- _Task_
Omit the pictures and output every entry below exactly as written.

- _Data to use_
★ ★ ★ ★ ★ ★ ★

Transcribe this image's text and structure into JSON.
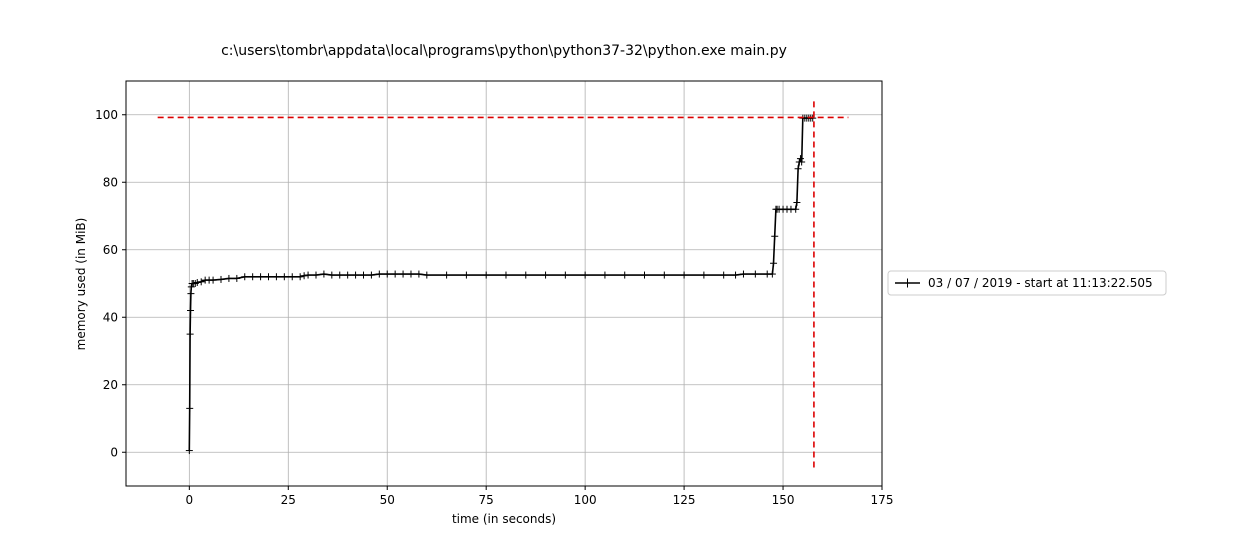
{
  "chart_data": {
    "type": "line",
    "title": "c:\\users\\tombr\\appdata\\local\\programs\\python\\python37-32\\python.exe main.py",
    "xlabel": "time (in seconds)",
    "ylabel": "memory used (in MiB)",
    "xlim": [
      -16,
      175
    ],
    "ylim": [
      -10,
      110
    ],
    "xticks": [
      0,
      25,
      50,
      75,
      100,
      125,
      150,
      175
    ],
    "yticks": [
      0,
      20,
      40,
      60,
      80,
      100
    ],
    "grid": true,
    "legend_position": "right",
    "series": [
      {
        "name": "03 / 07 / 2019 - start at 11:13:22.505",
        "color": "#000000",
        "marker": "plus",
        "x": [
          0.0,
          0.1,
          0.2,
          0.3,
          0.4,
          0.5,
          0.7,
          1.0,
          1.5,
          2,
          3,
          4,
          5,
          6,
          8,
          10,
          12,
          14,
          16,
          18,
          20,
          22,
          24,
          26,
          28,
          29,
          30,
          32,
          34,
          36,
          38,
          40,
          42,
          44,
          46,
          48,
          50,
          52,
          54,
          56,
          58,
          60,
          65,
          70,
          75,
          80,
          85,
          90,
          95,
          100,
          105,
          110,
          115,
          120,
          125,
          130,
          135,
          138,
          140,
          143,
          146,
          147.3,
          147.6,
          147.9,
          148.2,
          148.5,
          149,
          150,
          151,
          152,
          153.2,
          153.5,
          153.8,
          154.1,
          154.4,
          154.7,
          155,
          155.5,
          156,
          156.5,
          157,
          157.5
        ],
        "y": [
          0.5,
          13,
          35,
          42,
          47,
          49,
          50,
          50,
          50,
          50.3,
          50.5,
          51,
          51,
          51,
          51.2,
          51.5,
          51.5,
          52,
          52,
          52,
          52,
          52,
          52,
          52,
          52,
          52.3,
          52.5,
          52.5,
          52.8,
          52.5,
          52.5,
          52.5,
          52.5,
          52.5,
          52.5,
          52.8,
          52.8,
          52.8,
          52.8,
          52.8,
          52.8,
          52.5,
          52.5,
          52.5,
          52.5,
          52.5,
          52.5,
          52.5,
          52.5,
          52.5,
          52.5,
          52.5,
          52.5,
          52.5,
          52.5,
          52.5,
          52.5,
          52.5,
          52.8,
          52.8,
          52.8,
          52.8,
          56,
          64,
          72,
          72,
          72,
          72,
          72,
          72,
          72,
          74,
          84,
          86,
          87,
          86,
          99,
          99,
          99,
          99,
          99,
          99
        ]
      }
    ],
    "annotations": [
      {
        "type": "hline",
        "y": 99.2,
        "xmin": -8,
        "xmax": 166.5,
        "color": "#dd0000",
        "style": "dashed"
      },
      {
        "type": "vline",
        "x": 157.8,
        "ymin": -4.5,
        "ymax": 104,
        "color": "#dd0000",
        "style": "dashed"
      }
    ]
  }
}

★ ★ ★ ★ ★ ★ ★

- _Response to this exercise_
Transcribe this image's text and structure into JSON.
{
  "chart_data": {
    "type": "line",
    "title": "c:\\users\\tombr\\appdata\\local\\programs\\python\\python37-32\\python.exe main.py",
    "xlabel": "time (in seconds)",
    "ylabel": "memory used (in MiB)",
    "xlim": [
      -16,
      175
    ],
    "ylim": [
      -10,
      110
    ],
    "xticks": [
      0,
      25,
      50,
      75,
      100,
      125,
      150,
      175
    ],
    "yticks": [
      0,
      20,
      40,
      60,
      80,
      100
    ],
    "grid": true,
    "legend_position": "right",
    "series": [
      {
        "name": "03 / 07 / 2019 - start at 11:13:22.505",
        "color": "#000000",
        "marker": "plus",
        "x": [
          0.0,
          0.1,
          0.2,
          0.3,
          0.4,
          0.5,
          0.7,
          1.0,
          1.5,
          2,
          3,
          4,
          5,
          6,
          8,
          10,
          12,
          14,
          16,
          18,
          20,
          22,
          24,
          26,
          28,
          29,
          30,
          32,
          34,
          36,
          38,
          40,
          42,
          44,
          46,
          48,
          50,
          52,
          54,
          56,
          58,
          60,
          65,
          70,
          75,
          80,
          85,
          90,
          95,
          100,
          105,
          110,
          115,
          120,
          125,
          130,
          135,
          138,
          140,
          143,
          146,
          147.3,
          147.6,
          147.9,
          148.2,
          148.5,
          149,
          150,
          151,
          152,
          153.2,
          153.5,
          153.8,
          154.1,
          154.4,
          154.7,
          155,
          155.5,
          156,
          156.5,
          157,
          157.5
        ],
        "y": [
          0.5,
          13,
          35,
          42,
          47,
          49,
          50,
          50,
          50,
          50.3,
          50.5,
          51,
          51,
          51,
          51.2,
          51.5,
          51.5,
          52,
          52,
          52,
          52,
          52,
          52,
          52,
          52,
          52.3,
          52.5,
          52.5,
          52.8,
          52.5,
          52.5,
          52.5,
          52.5,
          52.5,
          52.5,
          52.8,
          52.8,
          52.8,
          52.8,
          52.8,
          52.8,
          52.5,
          52.5,
          52.5,
          52.5,
          52.5,
          52.5,
          52.5,
          52.5,
          52.5,
          52.5,
          52.5,
          52.5,
          52.5,
          52.5,
          52.5,
          52.5,
          52.5,
          52.8,
          52.8,
          52.8,
          52.8,
          56,
          64,
          72,
          72,
          72,
          72,
          72,
          72,
          72,
          74,
          84,
          86,
          87,
          86,
          99,
          99,
          99,
          99,
          99,
          99
        ]
      }
    ],
    "annotations": [
      {
        "type": "hline",
        "y": 99.2,
        "xmin": -8,
        "xmax": 166.5,
        "color": "#dd0000",
        "style": "dashed"
      },
      {
        "type": "vline",
        "x": 157.8,
        "ymin": -4.5,
        "ymax": 104,
        "color": "#dd0000",
        "style": "dashed"
      }
    ]
  }
}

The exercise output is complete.